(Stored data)
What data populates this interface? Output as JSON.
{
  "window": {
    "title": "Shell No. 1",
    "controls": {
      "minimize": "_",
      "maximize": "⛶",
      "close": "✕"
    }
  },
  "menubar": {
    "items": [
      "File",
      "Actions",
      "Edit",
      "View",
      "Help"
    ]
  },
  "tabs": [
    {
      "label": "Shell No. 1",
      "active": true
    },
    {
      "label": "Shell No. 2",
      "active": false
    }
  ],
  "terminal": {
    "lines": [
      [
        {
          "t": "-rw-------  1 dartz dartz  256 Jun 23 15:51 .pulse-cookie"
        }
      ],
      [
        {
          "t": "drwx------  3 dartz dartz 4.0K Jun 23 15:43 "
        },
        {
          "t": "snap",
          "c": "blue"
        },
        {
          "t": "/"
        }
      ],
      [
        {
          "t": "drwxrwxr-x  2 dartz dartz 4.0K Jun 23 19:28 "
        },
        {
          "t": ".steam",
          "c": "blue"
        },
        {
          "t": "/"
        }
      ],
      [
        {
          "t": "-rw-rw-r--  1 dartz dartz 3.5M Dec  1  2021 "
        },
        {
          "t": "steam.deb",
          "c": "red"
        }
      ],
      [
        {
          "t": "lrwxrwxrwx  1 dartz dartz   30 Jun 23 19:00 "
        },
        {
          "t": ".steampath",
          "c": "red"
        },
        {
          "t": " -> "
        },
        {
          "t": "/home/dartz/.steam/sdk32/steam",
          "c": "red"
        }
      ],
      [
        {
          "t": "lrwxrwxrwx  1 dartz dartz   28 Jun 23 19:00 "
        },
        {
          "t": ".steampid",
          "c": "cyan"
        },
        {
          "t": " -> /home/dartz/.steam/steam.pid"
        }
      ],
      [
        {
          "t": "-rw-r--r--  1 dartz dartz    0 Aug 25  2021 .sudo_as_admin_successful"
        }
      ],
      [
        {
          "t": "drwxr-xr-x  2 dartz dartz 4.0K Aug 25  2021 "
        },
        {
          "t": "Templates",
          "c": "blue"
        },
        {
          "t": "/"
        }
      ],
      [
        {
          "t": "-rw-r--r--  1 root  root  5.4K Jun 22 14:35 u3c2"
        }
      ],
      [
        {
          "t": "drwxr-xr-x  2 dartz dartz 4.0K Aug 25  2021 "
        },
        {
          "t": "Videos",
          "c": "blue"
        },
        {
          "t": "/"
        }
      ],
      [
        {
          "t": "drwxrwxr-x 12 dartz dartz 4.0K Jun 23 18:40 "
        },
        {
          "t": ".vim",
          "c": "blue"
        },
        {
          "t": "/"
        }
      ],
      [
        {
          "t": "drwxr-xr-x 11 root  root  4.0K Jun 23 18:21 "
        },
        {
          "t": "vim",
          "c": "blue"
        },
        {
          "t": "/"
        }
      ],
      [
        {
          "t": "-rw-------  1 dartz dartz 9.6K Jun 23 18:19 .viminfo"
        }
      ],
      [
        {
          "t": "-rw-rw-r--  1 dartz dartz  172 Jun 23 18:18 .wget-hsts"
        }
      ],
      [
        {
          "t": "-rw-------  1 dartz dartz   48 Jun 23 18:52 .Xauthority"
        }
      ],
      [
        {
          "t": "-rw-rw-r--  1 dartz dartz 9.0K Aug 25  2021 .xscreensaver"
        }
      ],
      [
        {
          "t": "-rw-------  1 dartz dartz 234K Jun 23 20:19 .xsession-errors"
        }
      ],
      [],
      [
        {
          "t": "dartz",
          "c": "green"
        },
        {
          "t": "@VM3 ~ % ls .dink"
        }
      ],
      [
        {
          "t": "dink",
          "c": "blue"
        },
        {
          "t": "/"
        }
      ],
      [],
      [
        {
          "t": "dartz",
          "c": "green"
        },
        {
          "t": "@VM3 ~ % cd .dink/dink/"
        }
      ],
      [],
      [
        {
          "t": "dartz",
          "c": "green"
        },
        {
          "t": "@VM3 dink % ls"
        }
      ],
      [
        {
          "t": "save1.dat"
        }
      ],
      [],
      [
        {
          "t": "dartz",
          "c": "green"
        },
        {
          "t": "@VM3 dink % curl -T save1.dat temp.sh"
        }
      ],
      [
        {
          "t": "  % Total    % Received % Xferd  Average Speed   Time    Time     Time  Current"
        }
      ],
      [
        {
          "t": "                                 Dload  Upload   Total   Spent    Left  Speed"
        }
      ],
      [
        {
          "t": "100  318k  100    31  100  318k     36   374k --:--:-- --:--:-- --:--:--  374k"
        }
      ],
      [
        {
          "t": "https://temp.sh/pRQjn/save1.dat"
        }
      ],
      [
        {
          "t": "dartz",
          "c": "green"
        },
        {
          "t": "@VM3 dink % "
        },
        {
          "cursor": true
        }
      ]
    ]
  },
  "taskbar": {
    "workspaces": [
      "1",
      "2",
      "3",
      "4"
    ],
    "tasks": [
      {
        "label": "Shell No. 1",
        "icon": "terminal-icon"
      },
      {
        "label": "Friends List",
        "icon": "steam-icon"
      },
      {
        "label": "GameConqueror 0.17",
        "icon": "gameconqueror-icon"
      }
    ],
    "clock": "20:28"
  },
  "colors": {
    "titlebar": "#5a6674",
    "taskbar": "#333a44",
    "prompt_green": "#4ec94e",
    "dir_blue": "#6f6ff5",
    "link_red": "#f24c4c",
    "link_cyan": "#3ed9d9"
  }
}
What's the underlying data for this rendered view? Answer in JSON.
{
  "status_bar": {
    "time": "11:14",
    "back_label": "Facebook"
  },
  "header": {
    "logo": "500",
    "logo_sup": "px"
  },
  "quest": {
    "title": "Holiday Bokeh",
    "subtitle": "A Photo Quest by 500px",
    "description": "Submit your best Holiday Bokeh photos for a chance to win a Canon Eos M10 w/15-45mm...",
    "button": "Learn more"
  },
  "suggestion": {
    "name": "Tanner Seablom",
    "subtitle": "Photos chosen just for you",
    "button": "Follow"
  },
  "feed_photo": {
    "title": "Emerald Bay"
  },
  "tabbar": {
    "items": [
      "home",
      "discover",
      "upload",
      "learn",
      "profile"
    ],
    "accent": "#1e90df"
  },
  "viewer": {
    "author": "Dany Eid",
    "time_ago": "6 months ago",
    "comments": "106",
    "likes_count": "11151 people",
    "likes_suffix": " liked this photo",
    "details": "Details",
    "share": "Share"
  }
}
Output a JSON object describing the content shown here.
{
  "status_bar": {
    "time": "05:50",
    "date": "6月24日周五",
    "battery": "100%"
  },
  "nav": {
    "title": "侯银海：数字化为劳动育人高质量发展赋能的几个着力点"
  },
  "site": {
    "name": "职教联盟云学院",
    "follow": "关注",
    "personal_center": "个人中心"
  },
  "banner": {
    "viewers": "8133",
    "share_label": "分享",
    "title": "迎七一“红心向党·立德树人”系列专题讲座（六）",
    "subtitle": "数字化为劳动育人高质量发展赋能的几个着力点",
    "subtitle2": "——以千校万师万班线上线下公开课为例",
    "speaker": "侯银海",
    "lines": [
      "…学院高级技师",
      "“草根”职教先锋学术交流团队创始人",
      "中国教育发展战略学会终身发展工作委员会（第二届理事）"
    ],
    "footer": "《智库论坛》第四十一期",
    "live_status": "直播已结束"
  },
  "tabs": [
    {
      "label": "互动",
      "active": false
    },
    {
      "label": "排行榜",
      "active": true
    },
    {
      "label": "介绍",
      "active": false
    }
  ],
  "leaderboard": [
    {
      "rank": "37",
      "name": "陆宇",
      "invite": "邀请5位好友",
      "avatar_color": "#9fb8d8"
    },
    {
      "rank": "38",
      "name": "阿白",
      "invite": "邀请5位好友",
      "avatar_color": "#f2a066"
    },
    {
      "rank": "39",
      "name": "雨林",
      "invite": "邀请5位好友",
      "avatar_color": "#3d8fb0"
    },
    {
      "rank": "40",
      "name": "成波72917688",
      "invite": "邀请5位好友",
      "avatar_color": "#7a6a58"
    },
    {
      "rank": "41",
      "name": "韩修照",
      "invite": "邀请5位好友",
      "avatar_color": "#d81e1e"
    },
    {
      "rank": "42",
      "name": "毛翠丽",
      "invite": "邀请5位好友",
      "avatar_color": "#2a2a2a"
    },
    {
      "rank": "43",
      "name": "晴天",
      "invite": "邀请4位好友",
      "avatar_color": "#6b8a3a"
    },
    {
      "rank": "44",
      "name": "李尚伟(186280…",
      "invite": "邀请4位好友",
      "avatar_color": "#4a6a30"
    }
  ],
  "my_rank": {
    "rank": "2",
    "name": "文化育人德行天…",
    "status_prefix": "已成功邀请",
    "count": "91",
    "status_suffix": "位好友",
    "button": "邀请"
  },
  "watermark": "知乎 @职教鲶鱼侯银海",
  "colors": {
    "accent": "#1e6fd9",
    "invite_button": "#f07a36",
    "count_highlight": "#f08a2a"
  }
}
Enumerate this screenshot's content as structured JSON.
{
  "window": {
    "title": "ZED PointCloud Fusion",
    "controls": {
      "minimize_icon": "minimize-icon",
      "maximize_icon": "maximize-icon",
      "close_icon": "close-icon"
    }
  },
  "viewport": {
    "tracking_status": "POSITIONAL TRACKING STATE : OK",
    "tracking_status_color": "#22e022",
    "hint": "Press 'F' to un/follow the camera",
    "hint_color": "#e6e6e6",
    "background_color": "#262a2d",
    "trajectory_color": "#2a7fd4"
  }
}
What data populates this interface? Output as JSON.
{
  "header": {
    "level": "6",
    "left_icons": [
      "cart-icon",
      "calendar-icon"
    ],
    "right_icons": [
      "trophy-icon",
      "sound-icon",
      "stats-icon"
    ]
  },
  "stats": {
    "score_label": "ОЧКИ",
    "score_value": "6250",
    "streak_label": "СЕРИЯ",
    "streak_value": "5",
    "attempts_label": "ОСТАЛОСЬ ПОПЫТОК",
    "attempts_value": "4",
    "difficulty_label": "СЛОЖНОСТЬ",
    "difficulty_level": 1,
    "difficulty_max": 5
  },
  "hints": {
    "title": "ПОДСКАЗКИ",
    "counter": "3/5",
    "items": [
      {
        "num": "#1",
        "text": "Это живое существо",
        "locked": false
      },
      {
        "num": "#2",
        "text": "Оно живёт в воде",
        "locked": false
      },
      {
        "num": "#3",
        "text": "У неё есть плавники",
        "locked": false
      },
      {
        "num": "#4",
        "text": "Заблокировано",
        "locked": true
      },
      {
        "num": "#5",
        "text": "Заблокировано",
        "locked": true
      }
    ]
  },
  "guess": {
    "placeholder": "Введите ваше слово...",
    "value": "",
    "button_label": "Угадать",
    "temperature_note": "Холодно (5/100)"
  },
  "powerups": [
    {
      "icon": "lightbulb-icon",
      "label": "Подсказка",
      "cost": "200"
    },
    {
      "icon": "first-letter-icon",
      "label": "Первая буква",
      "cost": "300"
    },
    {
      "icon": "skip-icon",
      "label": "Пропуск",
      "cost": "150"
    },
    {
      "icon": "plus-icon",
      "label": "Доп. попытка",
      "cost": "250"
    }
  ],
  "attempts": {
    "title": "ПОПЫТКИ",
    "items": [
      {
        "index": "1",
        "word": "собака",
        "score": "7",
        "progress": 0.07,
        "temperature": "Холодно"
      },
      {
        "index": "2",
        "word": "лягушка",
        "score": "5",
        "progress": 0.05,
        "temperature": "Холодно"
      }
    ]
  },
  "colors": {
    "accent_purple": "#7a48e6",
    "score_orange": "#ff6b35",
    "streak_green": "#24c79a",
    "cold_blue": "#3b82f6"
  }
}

[AIM OF THE EXERCISE] Where a line in the entries holds the word "Total", copy that line.

[SOLUTION TO THE PROBLEM]
          "t": "  % Total    % Received % Xferd  Average Speed   Time    Time     Time  Current"
          "t": "                                 Dload  Upload   Total   Spent    Left  Speed"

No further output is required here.